◆ **The problem**: Copy out the entries below in full and exactly.

[Stored records]
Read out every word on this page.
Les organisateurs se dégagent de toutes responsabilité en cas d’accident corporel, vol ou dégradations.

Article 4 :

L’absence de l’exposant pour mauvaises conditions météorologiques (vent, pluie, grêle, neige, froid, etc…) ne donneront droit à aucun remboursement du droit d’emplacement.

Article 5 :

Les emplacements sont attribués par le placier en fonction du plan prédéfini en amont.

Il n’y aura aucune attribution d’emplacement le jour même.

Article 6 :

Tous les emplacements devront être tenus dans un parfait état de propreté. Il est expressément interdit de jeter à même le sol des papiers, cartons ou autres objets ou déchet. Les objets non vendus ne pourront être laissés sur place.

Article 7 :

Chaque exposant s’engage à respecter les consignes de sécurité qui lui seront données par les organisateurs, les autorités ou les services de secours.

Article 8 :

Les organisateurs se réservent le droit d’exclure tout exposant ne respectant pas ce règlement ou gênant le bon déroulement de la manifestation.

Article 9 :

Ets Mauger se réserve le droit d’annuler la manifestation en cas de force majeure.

◆ **Solution to this task**:
Read out every word on this page.
Les organisateurs se dégagent de toutes responsabilité en cas d’accident corporel, vol ou dégradations.

Article 4 :

L’absence de l’exposant pour mauvaises conditions météorologiques (vent, pluie, grêle, neige, froid, etc…) ne donneront droit à aucun remboursement du droit d’emplacement.

Article 5 :

Les emplacements sont attribués par le placier en fonction du plan prédéfini en amont.

Il n’y aura aucune attribution d’emplacement le jour même.

Article 6 :

Tous les emplacements devront être tenus dans un parfait état de propreté. Il est expressément interdit de jeter à même le sol des papiers, cartons ou autres objets ou déchet. Les objets non vendus ne pourront être laissés sur place.

Article 7 :

Chaque exposant s’engage à respecter les consignes de sécurité qui lui seront données par les organisateurs, les autorités ou les services de secours.

Article 8 :

Les organisateurs se réservent le droit d’exclure tout exposant ne respectant pas ce règlement ou gênant le bon déroulement de la manifestation.

Article 9 :

Ets Mauger se réserve le droit d’annuler la manifestation en cas de force majeure.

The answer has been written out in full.